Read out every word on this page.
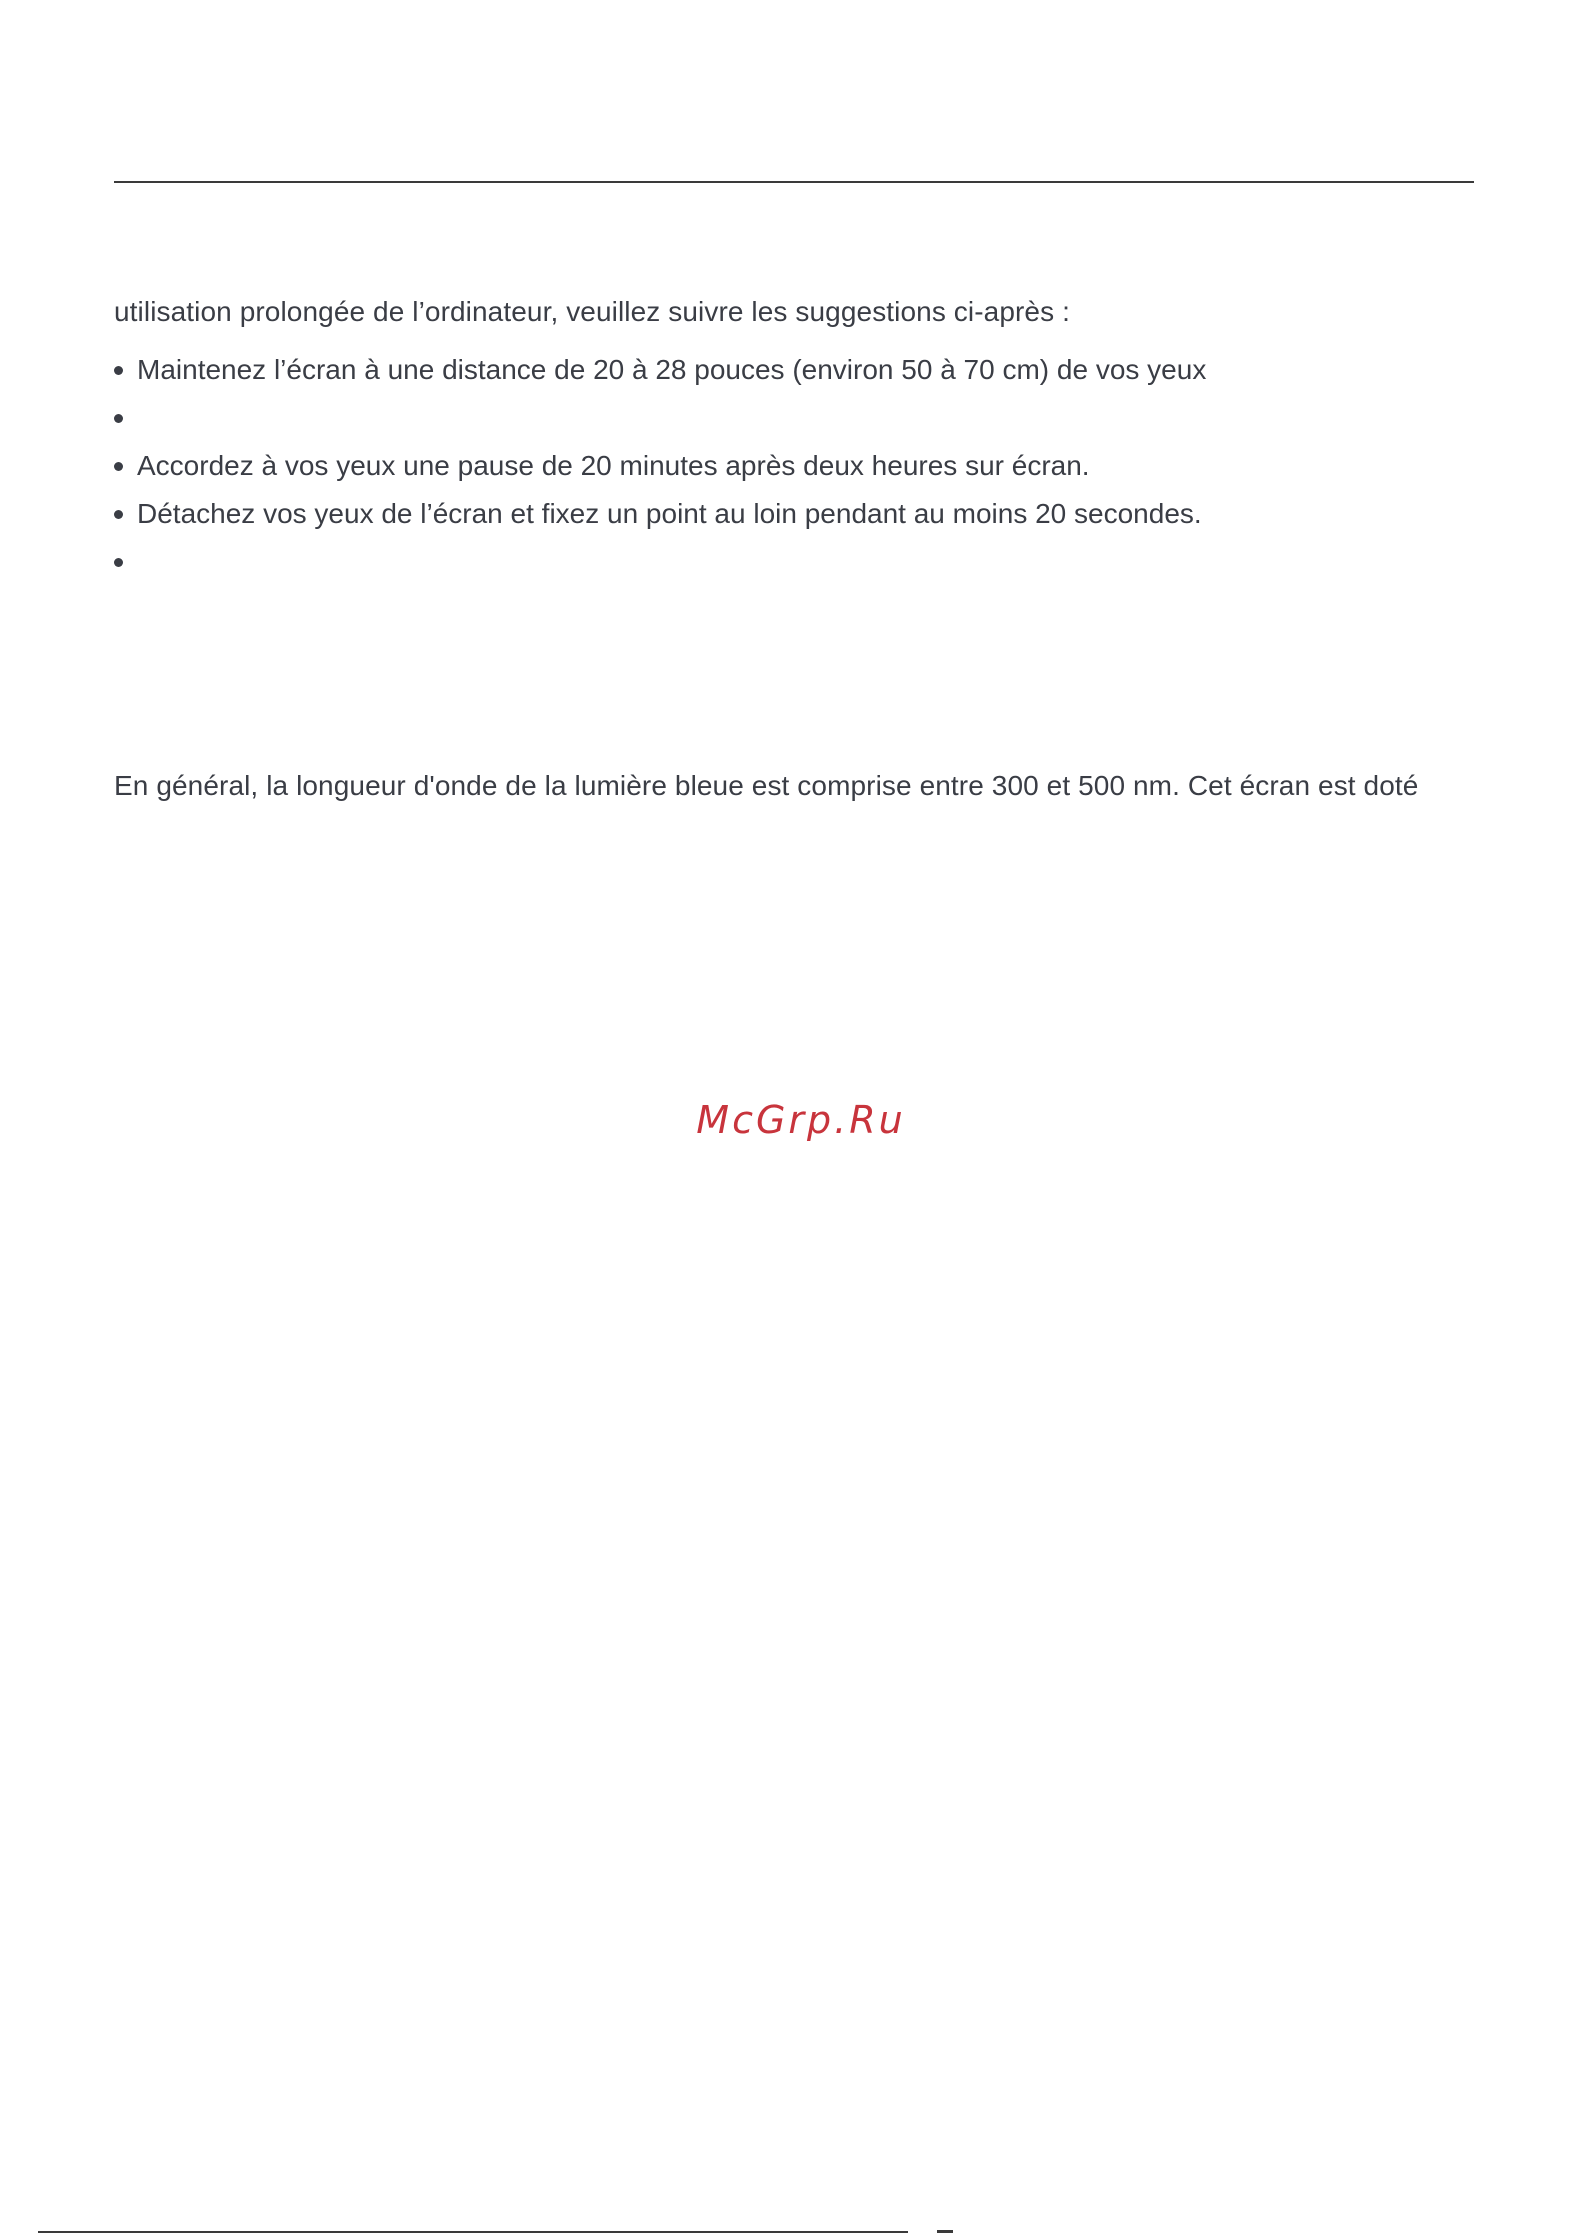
utilisation prolongée de l’ordinateur, veuillez suivre les suggestions ci-après :
Maintenez l’écran à une distance de 20 à 28 pouces (environ 50 à 70 cm) de vos yeux
Accordez à vos yeux une pause de 20 minutes après deux heures sur écran.
Détachez vos yeux de l’écran et fixez un point au loin pendant au moins 20 secondes.
En général, la longueur d'onde de la lumière bleue est comprise entre 300 et 500 nm. Cet écran est doté
McGrp.Ru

EXERCISE DIRECTIONS -> Transcribe each line above verbatim, with the pictures left out.

SOLUTION ->
Read out every word on this page.
utilisation prolongée de l’ordinateur, veuillez suivre les suggestions ci-après :
Maintenez l’écran à une distance de 20 à 28 pouces (environ 50 à 70 cm) de vos yeux
Accordez à vos yeux une pause de 20 minutes après deux heures sur écran.
Détachez vos yeux de l’écran et fixez un point au loin pendant au moins 20 secondes.
En général, la longueur d'onde de la lumière bleue est comprise entre 300 et 500 nm. Cet écran est doté
McGrp.Ru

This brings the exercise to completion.